§ **Task brief**
Search the data for the word "text" and copy every line where it occurs.
··· Material supplied
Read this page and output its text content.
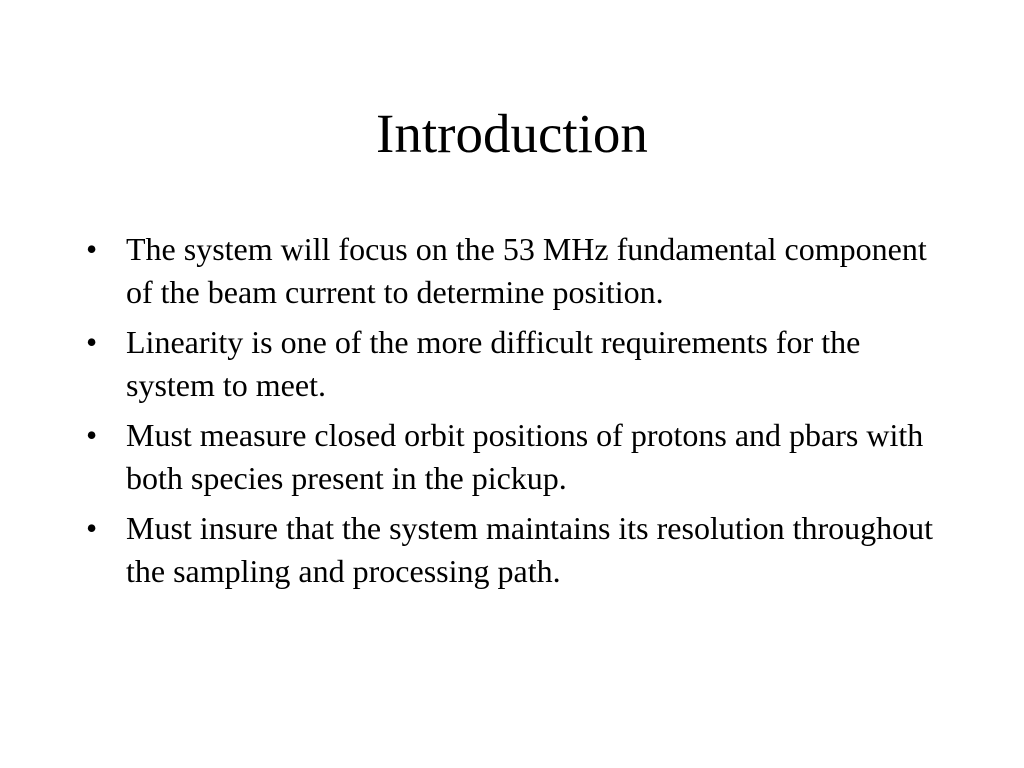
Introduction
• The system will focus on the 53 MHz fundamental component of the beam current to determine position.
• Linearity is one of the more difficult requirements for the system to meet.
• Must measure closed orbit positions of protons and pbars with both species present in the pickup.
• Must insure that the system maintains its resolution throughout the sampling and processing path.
······
··· Material supplied
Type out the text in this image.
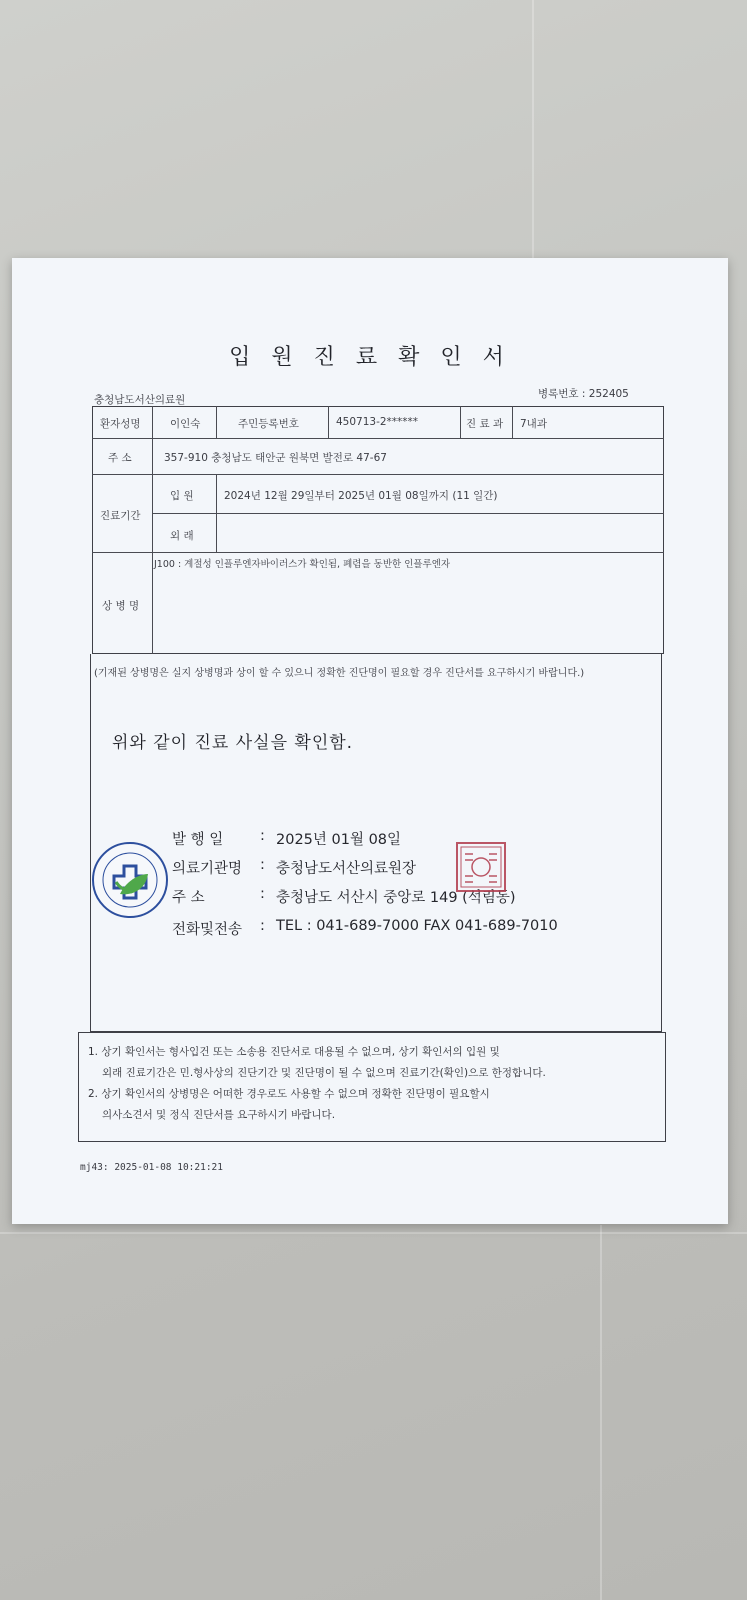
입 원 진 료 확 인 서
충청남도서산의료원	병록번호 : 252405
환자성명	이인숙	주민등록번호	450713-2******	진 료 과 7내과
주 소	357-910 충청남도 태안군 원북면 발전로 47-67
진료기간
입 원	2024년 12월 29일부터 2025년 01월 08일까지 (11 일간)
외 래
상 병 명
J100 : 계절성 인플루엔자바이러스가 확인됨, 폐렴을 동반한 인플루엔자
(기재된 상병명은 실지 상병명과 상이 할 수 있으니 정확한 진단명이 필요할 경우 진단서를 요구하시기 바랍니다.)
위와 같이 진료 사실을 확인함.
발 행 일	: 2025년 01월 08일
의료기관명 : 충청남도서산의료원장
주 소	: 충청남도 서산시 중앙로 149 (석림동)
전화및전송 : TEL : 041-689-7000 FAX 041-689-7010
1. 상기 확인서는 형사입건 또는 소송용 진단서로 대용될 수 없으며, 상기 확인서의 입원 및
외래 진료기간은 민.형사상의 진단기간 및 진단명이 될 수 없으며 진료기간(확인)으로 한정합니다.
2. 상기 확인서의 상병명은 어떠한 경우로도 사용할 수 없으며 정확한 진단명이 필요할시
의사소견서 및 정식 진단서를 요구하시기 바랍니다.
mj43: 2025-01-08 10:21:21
······
··· Material supplied
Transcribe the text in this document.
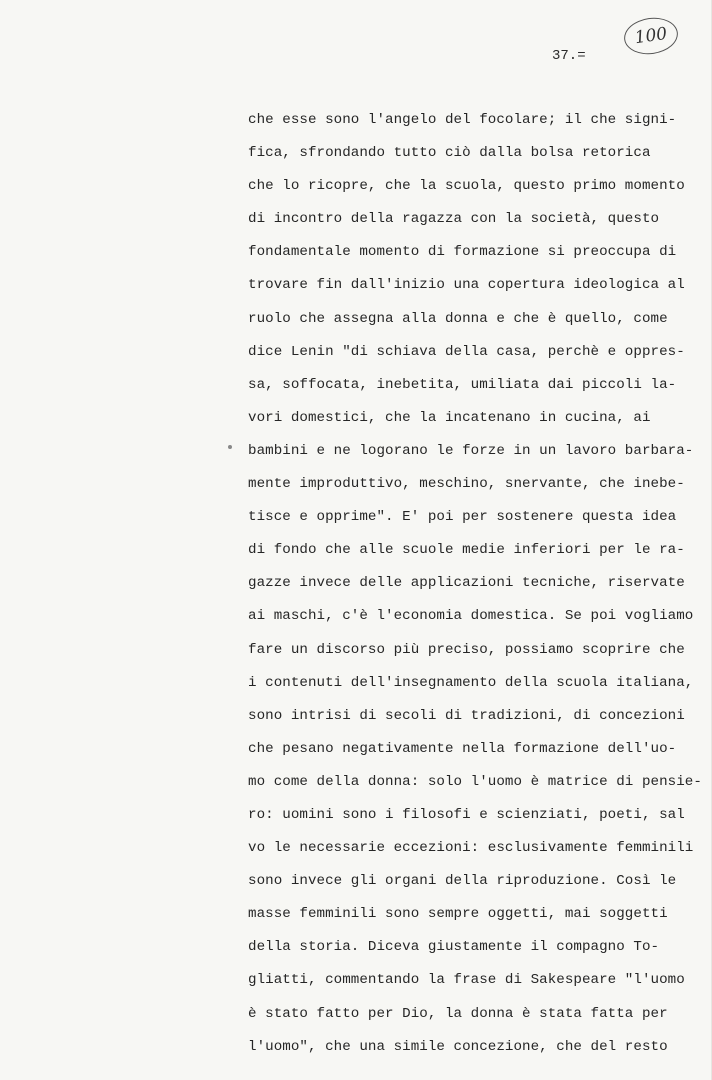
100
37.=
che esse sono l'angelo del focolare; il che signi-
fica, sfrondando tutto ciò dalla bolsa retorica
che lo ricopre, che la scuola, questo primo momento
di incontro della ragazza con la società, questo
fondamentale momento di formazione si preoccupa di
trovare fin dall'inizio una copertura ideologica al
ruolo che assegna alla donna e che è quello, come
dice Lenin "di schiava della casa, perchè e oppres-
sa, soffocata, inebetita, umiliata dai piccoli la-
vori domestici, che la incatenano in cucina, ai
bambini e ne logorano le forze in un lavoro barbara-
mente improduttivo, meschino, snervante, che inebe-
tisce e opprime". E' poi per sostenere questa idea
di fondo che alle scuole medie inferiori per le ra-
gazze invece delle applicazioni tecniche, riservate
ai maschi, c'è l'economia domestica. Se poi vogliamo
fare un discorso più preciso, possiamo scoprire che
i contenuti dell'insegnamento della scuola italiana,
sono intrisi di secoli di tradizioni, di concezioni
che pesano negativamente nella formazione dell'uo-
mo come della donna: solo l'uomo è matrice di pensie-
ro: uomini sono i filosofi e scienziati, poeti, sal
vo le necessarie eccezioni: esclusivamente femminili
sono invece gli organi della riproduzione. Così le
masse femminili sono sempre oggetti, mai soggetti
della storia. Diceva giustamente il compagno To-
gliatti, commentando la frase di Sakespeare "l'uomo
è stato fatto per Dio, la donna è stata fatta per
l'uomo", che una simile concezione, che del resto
······
§ **Response**
Read this page and output its text content.
Type out the text in this image.
Transcribe the text in this document.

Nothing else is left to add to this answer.